Directions for this task — Omit every image, and transcribe the remaining entries exactly as given.

Working data —
===

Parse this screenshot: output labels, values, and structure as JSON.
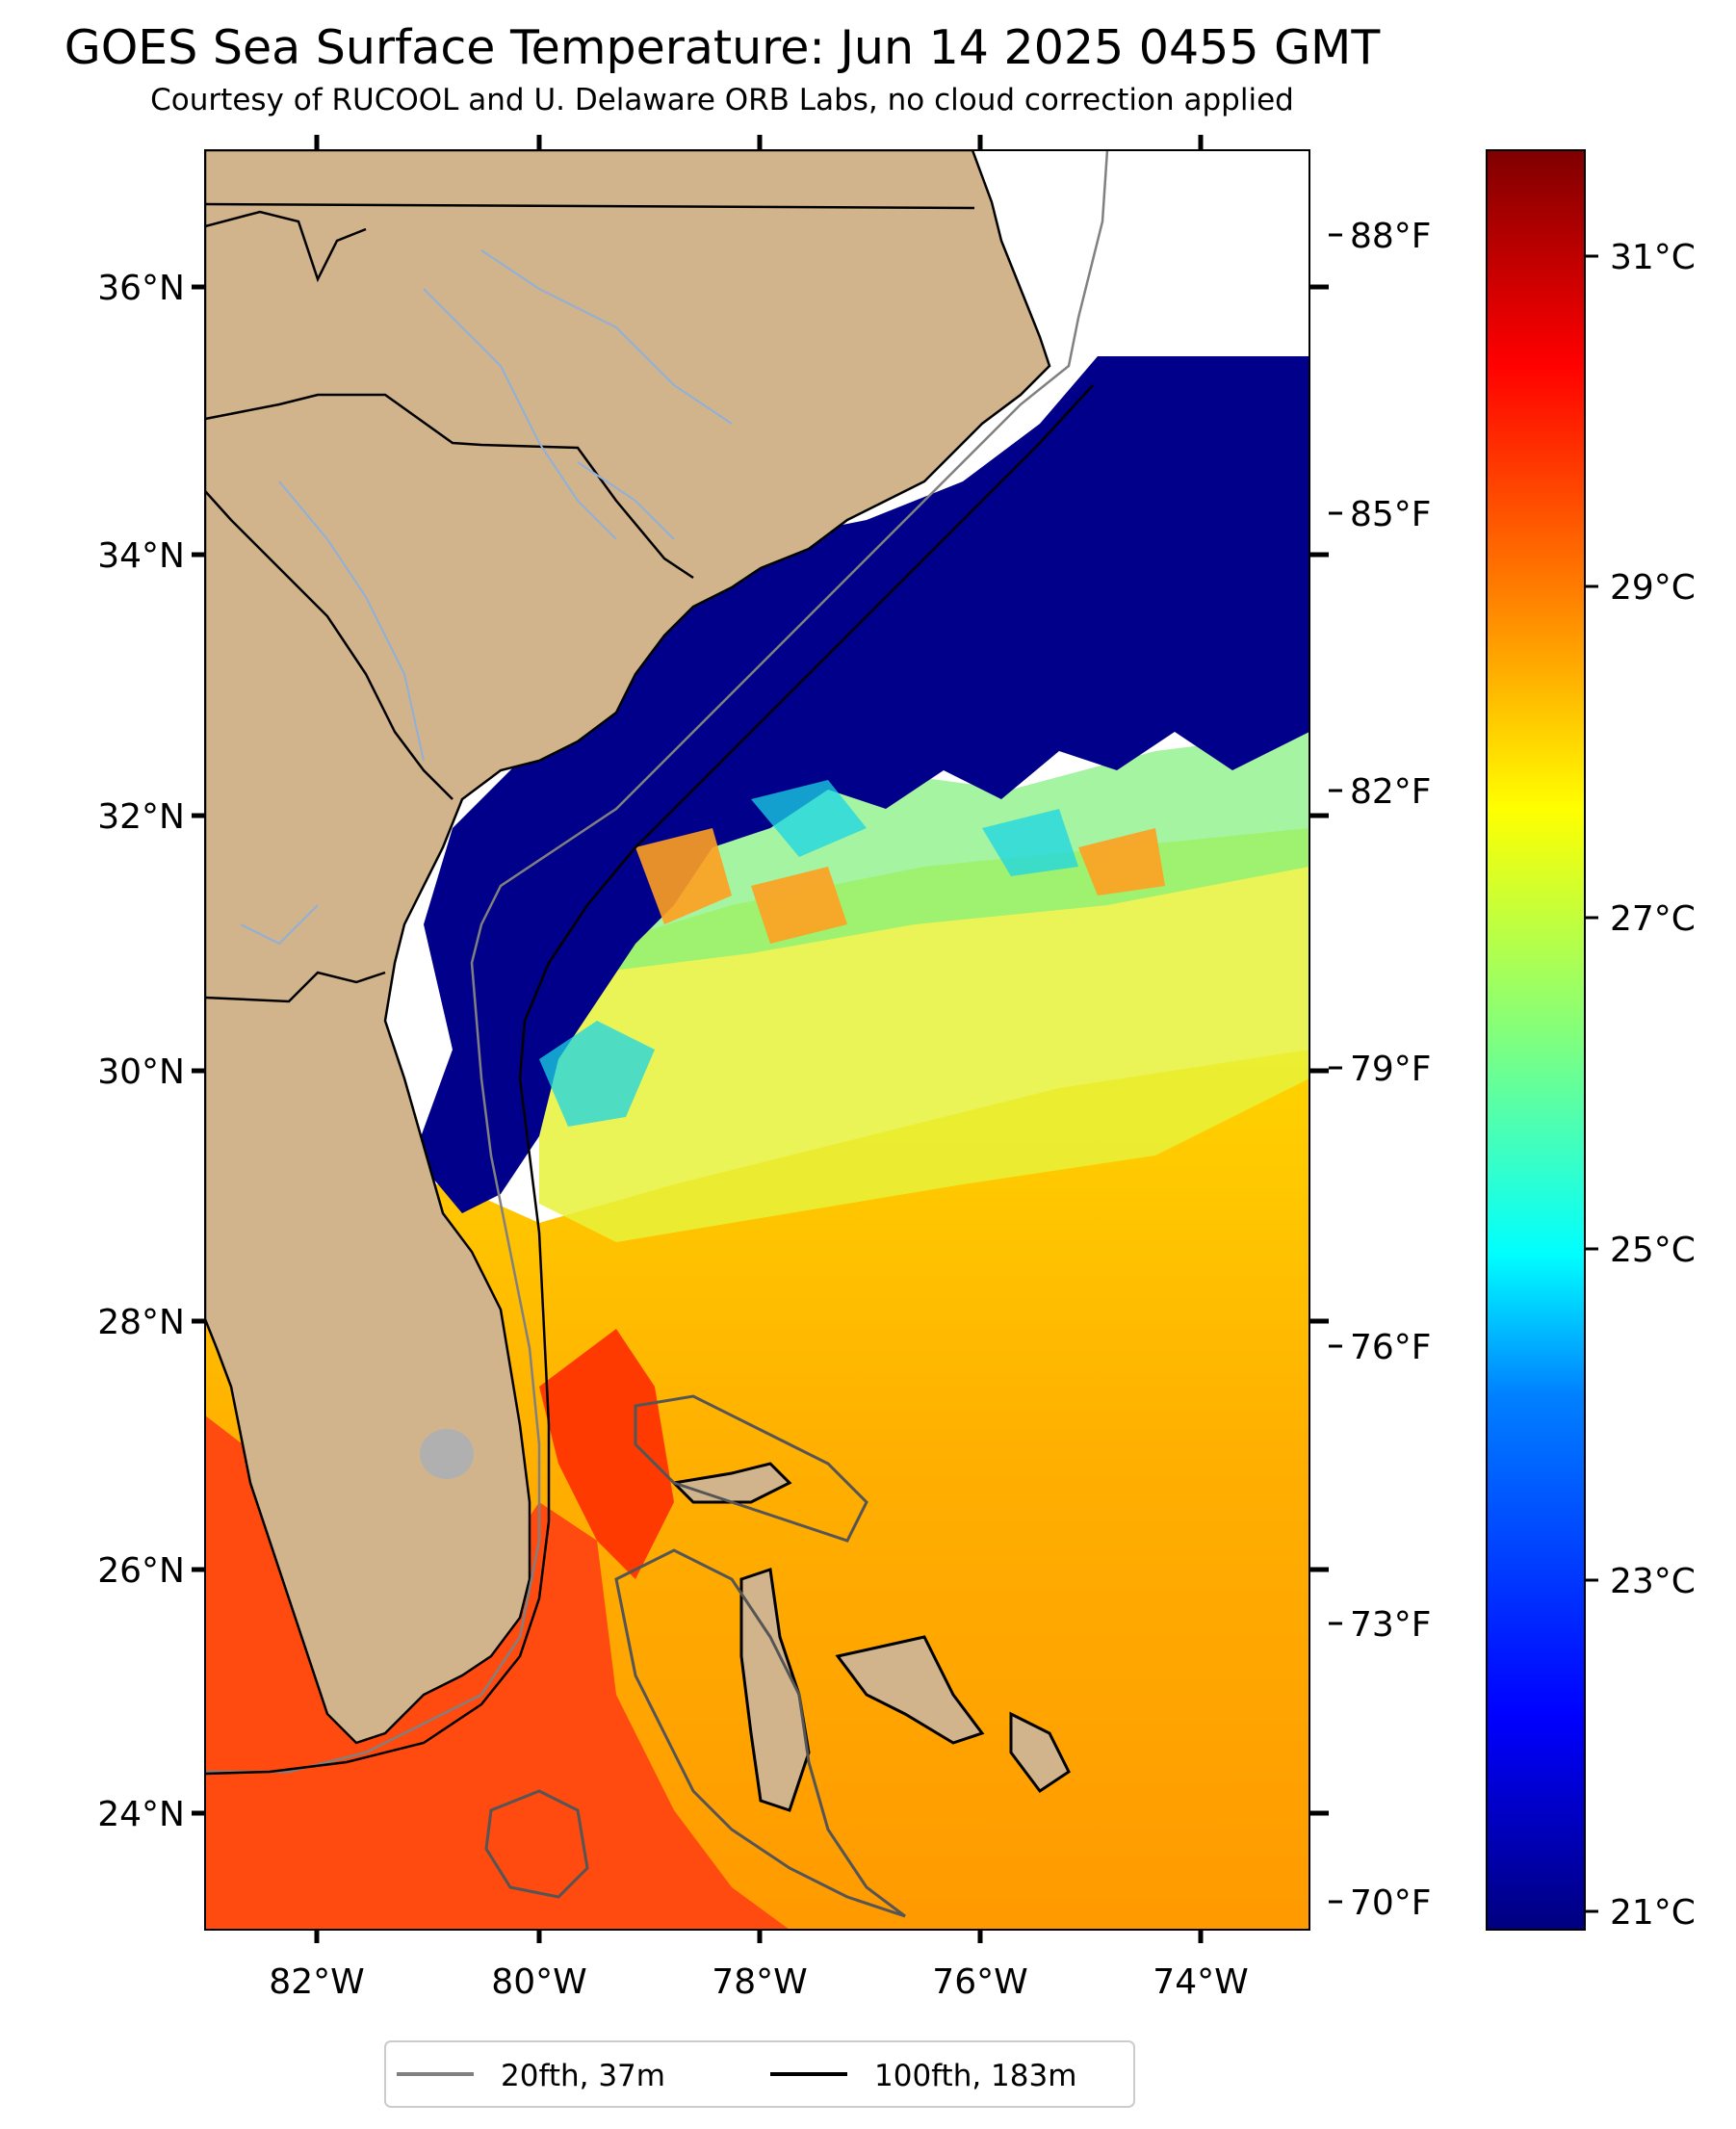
{
  "title": "GOES Sea Surface Temperature: Jun 14 2025 0455 GMT",
  "subtitle": "Courtesy of RUCOOL and U. Delaware ORB Labs, no cloud correction applied",
  "axes": {
    "lat_ticks": [
      "36°N",
      "34°N",
      "32°N",
      "30°N",
      "28°N",
      "26°N",
      "24°N"
    ],
    "lon_ticks": [
      "82°W",
      "80°W",
      "78°W",
      "76°W",
      "74°W"
    ]
  },
  "colorbar": {
    "celsius_ticks": [
      "31°C",
      "29°C",
      "27°C",
      "25°C",
      "23°C",
      "21°C"
    ],
    "fahrenheit_ticks": [
      "88°F",
      "85°F",
      "82°F",
      "79°F",
      "76°F",
      "73°F",
      "70°F"
    ],
    "gradient": [
      "#00007f",
      "#0000ff",
      "#0080ff",
      "#00ffff",
      "#7fff7f",
      "#ffff00",
      "#ff8000",
      "#ff0000",
      "#7f0000"
    ]
  },
  "legend": [
    {
      "label": "20fth, 37m",
      "color": "#808080"
    },
    {
      "label": "100fth, 183m",
      "color": "#000000"
    }
  ],
  "map_colors": {
    "land": "#d2b48c",
    "cloud_cold": "#000080",
    "warm": "#ffa500",
    "hot": "#ff3300",
    "lake": "#b0b0b0",
    "river": "#8fb0d8"
  }
}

===

The response —
Parse this screenshot: output labels, values, and structure as JSON.
{
  "title": "GOES Sea Surface Temperature: Jun 14 2025 0455 GMT",
  "subtitle": "Courtesy of RUCOOL and U. Delaware ORB Labs, no cloud correction applied",
  "axes": {
    "lat_ticks": [
      "36°N",
      "34°N",
      "32°N",
      "30°N",
      "28°N",
      "26°N",
      "24°N"
    ],
    "lon_ticks": [
      "82°W",
      "80°W",
      "78°W",
      "76°W",
      "74°W"
    ]
  },
  "colorbar": {
    "celsius_ticks": [
      "31°C",
      "29°C",
      "27°C",
      "25°C",
      "23°C",
      "21°C"
    ],
    "fahrenheit_ticks": [
      "88°F",
      "85°F",
      "82°F",
      "79°F",
      "76°F",
      "73°F",
      "70°F"
    ],
    "gradient": [
      "#00007f",
      "#0000ff",
      "#0080ff",
      "#00ffff",
      "#7fff7f",
      "#ffff00",
      "#ff8000",
      "#ff0000",
      "#7f0000"
    ]
  },
  "legend": [
    {
      "label": "20fth, 37m",
      "color": "#808080"
    },
    {
      "label": "100fth, 183m",
      "color": "#000000"
    }
  ],
  "map_colors": {
    "land": "#d2b48c",
    "cloud_cold": "#000080",
    "warm": "#ffa500",
    "hot": "#ff3300",
    "lake": "#b0b0b0",
    "river": "#8fb0d8"
  }
}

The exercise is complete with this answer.